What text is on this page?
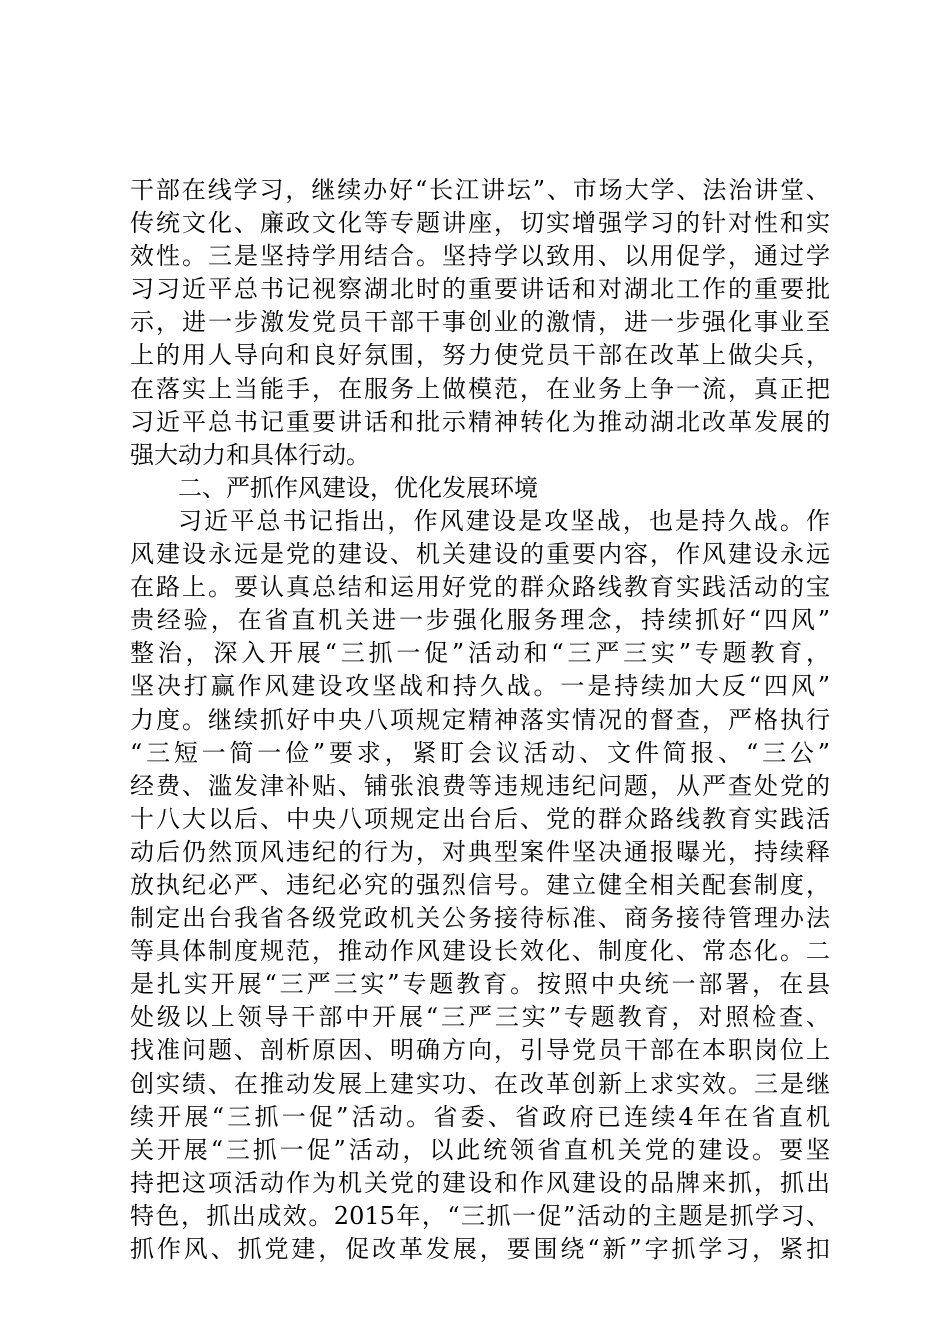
干部在线学习，继续办好“长江讲坛”、市场大学、法治讲堂、
传统文化、廉政文化等专题讲座，切实增强学习的针对性和实
效性。三是坚持学用结合。坚持学以致用、以用促学，通过学
习习近平总书记视察湖北时的重要讲话和对湖北工作的重要批
示，进一步激发党员干部干事创业的激情，进一步强化事业至
上的用人导向和良好氛围，努力使党员干部在改革上做尖兵，
在落实上当能手，在服务上做模范，在业务上争一流，真正把
习近平总书记重要讲话和批示精神转化为推动湖北改革发展的
强大动力和具体行动。
二、严抓作风建设，优化发展环境
习近平总书记指出，作风建设是攻坚战，也是持久战。作
风建设永远是党的建设、机关建设的重要内容，作风建设永远
在路上。要认真总结和运用好党的群众路线教育实践活动的宝
贵经验，在省直机关进一步强化服务理念，持续抓好“四风”
整治，深入开展“三抓一促”活动和“三严三实”专题教育，
坚决打赢作风建设攻坚战和持久战。一是持续加大反“四风”
力度。继续抓好中央八项规定精神落实情况的督查，严格执行
“三短一简一俭”要求，紧盯会议活动、文件简报、“三公”
经费、滥发津补贴、铺张浪费等违规违纪问题，从严查处党的
十八大以后、中央八项规定出台后、党的群众路线教育实践活
动后仍然顶风违纪的行为，对典型案件坚决通报曝光，持续释
放执纪必严、违纪必究的强烈信号。建立健全相关配套制度，
制定出台我省各级党政机关公务接待标准、商务接待管理办法
等具体制度规范，推动作风建设长效化、制度化、常态化。二
是扎实开展“三严三实”专题教育。按照中央统一部署，在县
处级以上领导干部中开展“三严三实”专题教育，对照检查、
找准问题、剖析原因、明确方向，引导党员干部在本职岗位上
创实绩、在推动发展上建实功、在改革创新上求实效。三是继
续开展“三抓一促”活动。省委、省政府已连续4年在省直机
关开展“三抓一促”活动，以此统领省直机关党的建设。要坚
持把这项活动作为机关党的建设和作风建设的品牌来抓，抓出
特色，抓出成效。2015年，“三抓一促”活动的主题是抓学习、
抓作风、抓党建，促改革发展，要围绕“新”字抓学习，紧扣
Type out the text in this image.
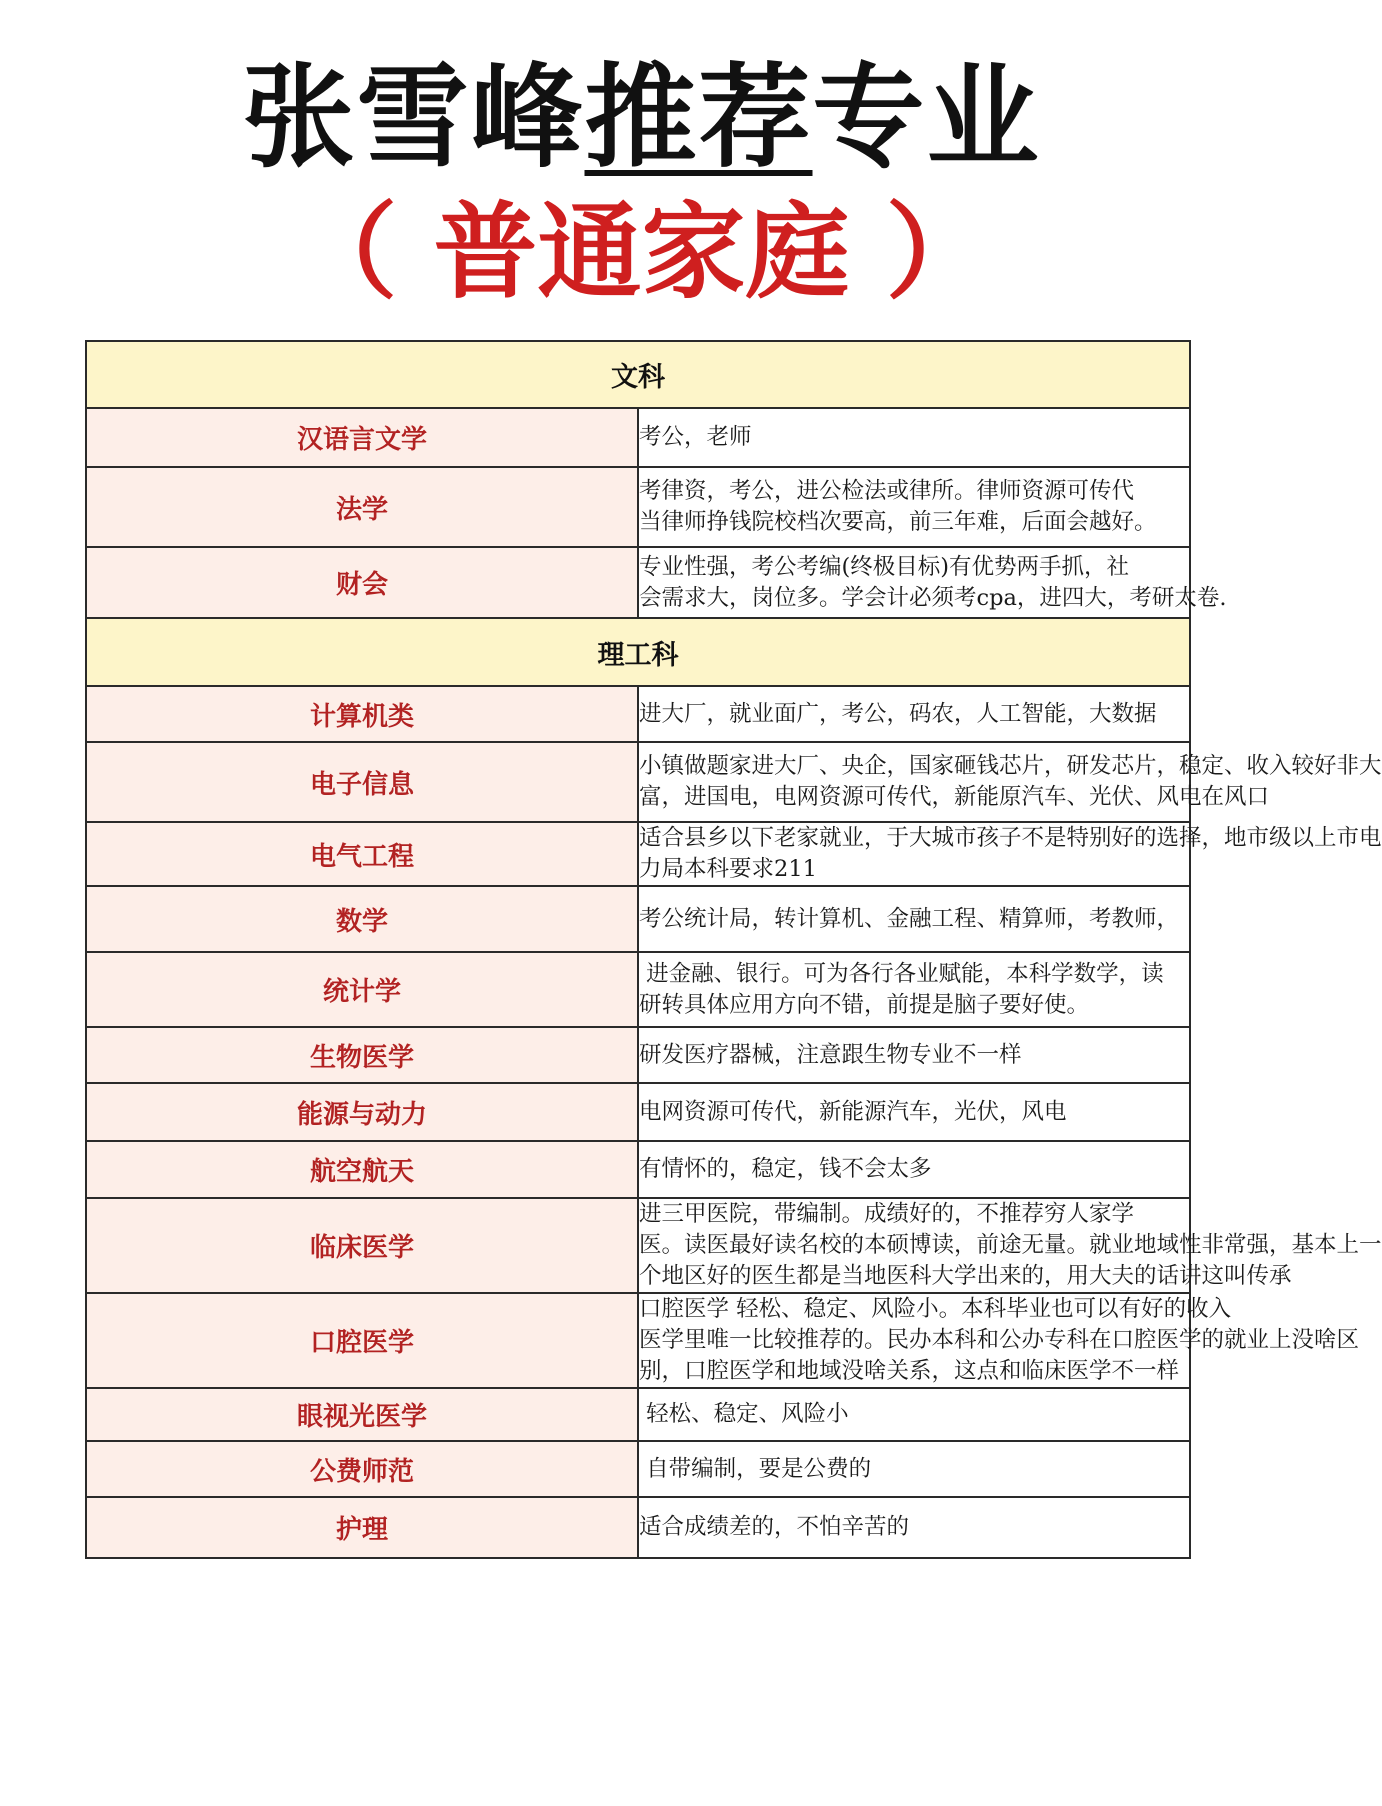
张雪峰推荐专业
（ 普通家庭 ）
文科	
汉语言文学	考公，老师

法学	考律资，考公，进公检法或律所。律师资源可传代
当律师挣钱院校档次要高，前三年难，后面会越好。

财会	专业性强，考公考编(终极目标)有优势两手抓，社
会需求大，岗位多。学会计必须考cpa，进四大，考研太卷.

理工科	
计算机类	进大厂，就业面广，考公，码农，人工智能，大数据

电子信息	小镇做题家进大厂、央企，国家砸钱芯片，研发芯片，稳定、收入较好非大
富，进国电，电网资源可传代，新能原汽车、光伏、风电在风口

电气工程	适合县乡以下老家就业，于大城市孩子不是特别好的选择，地市级以上市电
力局本科要求211

数学	考公统计局，转计算机、金融工程、精算师，考教师，

统计学	进金融、银行。可为各行各业赋能，本科学数学，读
研转具体应用方向不错，前提是脑子要好使。

生物医学	研发医疗器械，注意跟生物专业不一样

能源与动力	电网资源可传代，新能源汽车，光伏，风电

航空航天	有情怀的，稳定，钱不会太多

临床医学	进三甲医院，带编制。成绩好的，不推荐穷人家学
医。读医最好读名校的本硕博读，前途无量。就业地域性非常强，基本上一
个地区好的医生都是当地医科大学出来的，用大夫的话讲这叫传承

口腔医学	口腔医学 轻松、稳定、风险小。本科毕业也可以有好的收入
医学里唯一比较推荐的。民办本科和公办专科在口腔医学的就业上没啥区
别，口腔医学和地域没啥关系，这点和临床医学不一样

眼视光医学	轻松、稳定、风险小

公费师范	自带编制，要是公费的

护理	适合成绩差的，不怕辛苦的
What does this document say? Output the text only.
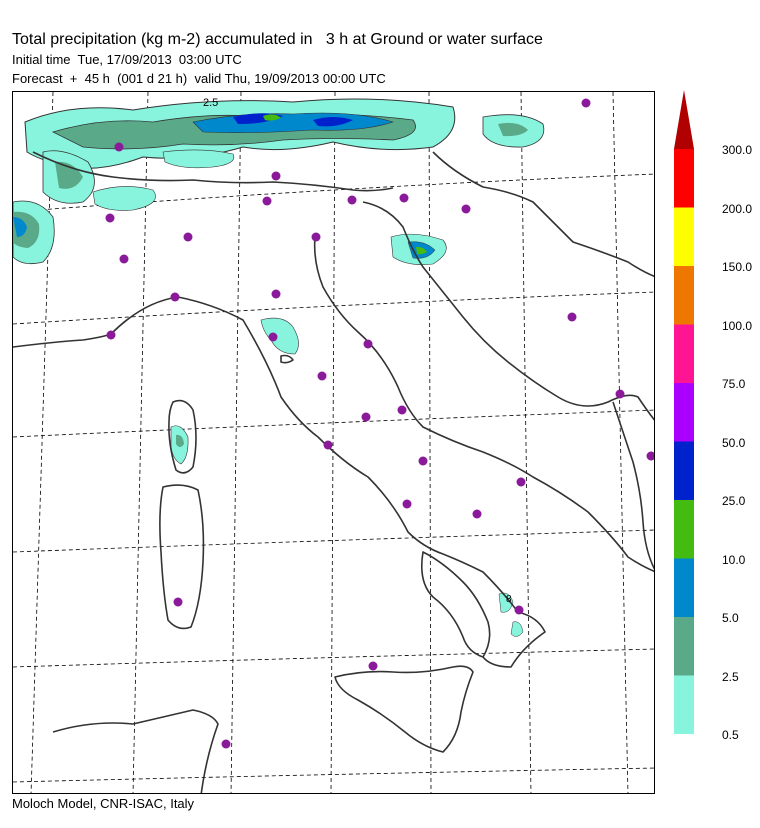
Total precipitation (kg m-2) accumulated in   3 h at Ground or water surface
Initial time  Tue, 17/09/2013  03:00 UTC
Forecast  +  45 h  (001 d 21 h)  valid Thu, 19/09/2013 00:00 UTC
2.5
8
300.0
200.0
150.0
100.0
75.0
50.0
25.0
10.0
5.0
2.5
0.5
Moloch Model, CNR-ISAC, Italy
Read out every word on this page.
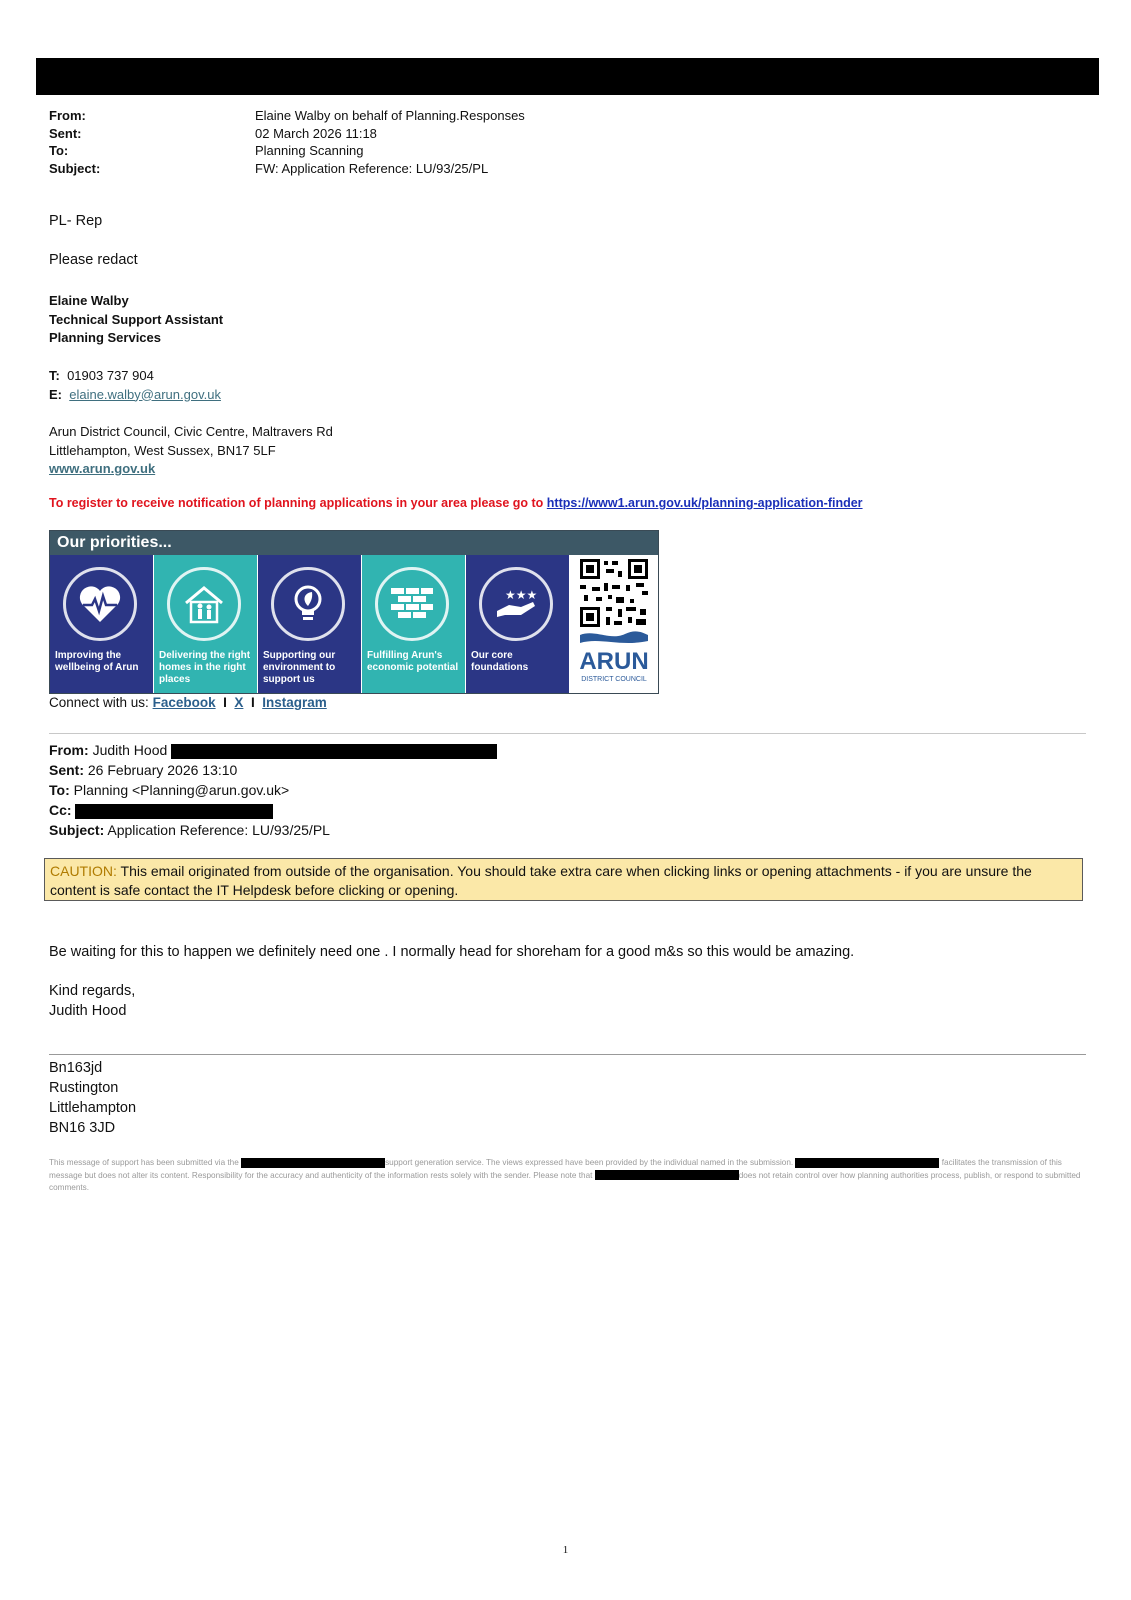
From:	Elaine Walby on behalf of Planning.Responses
Sent:	02 March 2026 11:18
To:	Planning Scanning
Subject:	FW: Application Reference: LU/93/25/PL
PL- Rep
Please redact
Elaine Walby
Technical Support Assistant
Planning Services
T: 01903 737 904
E: elaine.walby@arun.gov.uk
Arun District Council, Civic Centre, Maltravers Rd
Littlehampton, West Sussex, BN17 5LF
www.arun.gov.uk
To register to receive notification of planning applications in your area please go to https://www1.arun.gov.uk/planning-application-finder
Our priorities...
Improving the wellbeing of Arun
Delivering the right homes in the right places
Supporting our environment to support us
Fulfilling Arun's economic potential
★★★
Our core foundations	ARUN
DISTRICT COUNCIL
Connect with us: Facebook I X I Instagram
From: Judith Hood
Sent: 26 February 2026 13:10
To: Planning <Planning@arun.gov.uk>
Cc:
Subject: Application Reference: LU/93/25/PL
CAUTION: This email originated from outside of the organisation. You should take extra care when clicking links or opening attachments - if you are unsure the content is safe contact the IT Helpdesk before clicking or opening.
Be waiting for this to happen we definitely need one . I normally head for shoreham for a good m&s so this would be amazing.
Kind regards,
Judith Hood
Bn163jd
Rustington
Littlehampton
BN16 3JD
This message of support has been submitted via the	support generation service. The views expressed have been provided by the individual named in the submission.	facilitates the transmission of this message but does not alter its content. Responsibility for the accuracy and authenticity of the information rests solely with the sender. Please note that	does not retain control over how planning authorities process, publish, or respond to submitted comments.
1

§ **Exercise goal**
Read through the data and copy every line where "Reference" shows up.

§ **Reply to the exercise**
Subject:	FW: Application Reference: LU/93/25/PL
Subject: Application Reference: LU/93/25/PL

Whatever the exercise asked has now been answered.